• What you should do:
Find the word "opinii" in the data. Return every line where it appears.

## Begin Records for the task

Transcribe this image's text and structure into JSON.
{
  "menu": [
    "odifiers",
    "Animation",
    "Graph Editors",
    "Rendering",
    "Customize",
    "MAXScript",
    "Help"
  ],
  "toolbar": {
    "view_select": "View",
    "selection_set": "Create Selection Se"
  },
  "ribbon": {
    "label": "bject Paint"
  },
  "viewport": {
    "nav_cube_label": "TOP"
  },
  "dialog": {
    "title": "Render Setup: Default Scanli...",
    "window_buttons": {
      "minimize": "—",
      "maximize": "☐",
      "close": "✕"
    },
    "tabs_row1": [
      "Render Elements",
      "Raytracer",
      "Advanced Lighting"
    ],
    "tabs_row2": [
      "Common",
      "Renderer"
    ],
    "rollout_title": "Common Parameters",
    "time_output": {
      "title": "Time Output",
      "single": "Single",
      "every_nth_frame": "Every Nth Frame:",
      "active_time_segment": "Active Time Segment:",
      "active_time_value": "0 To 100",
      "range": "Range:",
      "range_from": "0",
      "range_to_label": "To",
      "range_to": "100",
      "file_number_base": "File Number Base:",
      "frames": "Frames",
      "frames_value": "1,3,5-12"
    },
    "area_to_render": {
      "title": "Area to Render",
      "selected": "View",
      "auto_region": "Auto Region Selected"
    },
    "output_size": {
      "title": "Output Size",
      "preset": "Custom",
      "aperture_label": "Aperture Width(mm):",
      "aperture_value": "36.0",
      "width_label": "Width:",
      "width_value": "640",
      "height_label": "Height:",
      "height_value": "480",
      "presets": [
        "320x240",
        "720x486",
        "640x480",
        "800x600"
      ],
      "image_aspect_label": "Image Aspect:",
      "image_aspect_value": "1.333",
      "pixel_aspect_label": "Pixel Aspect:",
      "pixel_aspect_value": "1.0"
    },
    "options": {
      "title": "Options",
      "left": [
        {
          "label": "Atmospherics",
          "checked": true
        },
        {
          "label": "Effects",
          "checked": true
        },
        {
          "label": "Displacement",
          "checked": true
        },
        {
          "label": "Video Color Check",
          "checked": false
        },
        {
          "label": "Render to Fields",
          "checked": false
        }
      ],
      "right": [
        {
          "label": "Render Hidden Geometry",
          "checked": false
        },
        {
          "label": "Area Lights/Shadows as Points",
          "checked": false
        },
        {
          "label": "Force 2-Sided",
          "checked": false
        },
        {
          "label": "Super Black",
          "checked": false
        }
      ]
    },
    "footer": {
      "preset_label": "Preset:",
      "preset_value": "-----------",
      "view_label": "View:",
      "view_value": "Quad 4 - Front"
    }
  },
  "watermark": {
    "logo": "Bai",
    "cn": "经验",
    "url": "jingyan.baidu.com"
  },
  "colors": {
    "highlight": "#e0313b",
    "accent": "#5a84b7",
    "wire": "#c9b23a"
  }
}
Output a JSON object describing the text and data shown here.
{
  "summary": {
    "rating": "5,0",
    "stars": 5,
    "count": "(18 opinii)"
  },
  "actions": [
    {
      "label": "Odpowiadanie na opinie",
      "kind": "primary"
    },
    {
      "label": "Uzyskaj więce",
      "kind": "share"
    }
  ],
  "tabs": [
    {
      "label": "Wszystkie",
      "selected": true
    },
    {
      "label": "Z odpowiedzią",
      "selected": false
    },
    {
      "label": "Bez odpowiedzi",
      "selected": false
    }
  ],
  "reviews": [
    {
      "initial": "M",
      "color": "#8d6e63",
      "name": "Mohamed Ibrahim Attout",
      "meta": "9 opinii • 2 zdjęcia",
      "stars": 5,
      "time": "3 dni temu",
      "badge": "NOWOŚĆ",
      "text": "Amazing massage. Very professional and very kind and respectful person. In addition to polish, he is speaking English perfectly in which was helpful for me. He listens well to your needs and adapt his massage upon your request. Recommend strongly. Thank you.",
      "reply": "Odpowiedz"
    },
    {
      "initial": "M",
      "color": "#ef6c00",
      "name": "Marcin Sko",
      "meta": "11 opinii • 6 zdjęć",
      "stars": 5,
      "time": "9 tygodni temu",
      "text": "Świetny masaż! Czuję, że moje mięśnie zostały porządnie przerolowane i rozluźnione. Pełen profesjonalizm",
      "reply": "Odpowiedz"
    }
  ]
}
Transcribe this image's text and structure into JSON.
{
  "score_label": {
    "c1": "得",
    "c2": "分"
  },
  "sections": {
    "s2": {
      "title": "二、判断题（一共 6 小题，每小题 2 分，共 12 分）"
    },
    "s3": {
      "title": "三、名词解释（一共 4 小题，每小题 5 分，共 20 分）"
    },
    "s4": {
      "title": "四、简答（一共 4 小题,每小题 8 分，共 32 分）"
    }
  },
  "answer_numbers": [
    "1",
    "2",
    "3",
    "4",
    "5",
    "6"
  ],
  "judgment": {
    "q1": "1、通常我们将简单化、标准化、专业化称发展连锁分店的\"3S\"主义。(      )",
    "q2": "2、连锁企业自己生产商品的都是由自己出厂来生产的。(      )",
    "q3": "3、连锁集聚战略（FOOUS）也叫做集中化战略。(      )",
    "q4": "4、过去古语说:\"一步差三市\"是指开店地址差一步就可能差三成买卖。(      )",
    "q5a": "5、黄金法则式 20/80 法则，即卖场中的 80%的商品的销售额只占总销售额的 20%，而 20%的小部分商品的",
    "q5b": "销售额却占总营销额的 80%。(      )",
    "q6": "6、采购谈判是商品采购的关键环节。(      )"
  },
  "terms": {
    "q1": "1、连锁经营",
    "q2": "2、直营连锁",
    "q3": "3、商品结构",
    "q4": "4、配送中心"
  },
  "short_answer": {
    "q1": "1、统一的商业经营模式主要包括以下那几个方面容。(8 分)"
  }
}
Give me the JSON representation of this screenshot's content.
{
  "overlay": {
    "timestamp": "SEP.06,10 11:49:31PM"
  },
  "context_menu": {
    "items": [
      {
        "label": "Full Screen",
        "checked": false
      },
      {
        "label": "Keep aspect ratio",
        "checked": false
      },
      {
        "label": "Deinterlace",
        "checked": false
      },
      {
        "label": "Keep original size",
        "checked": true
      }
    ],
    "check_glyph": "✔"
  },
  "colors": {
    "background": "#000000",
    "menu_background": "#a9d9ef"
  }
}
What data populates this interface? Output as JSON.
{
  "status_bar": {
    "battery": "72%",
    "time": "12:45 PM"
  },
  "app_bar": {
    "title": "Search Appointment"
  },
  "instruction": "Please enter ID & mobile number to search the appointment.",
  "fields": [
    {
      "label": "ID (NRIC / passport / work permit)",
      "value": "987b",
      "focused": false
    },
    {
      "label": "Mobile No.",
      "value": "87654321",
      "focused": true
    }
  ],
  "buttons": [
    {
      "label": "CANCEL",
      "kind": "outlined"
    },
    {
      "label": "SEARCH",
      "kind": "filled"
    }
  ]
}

## End Records for the task

• Reply to the exercise:
    "count": "(18 opinii)"
      "meta": "9 opinii • 2 zdjęcia",
      "meta": "11 opinii • 6 zdjęć",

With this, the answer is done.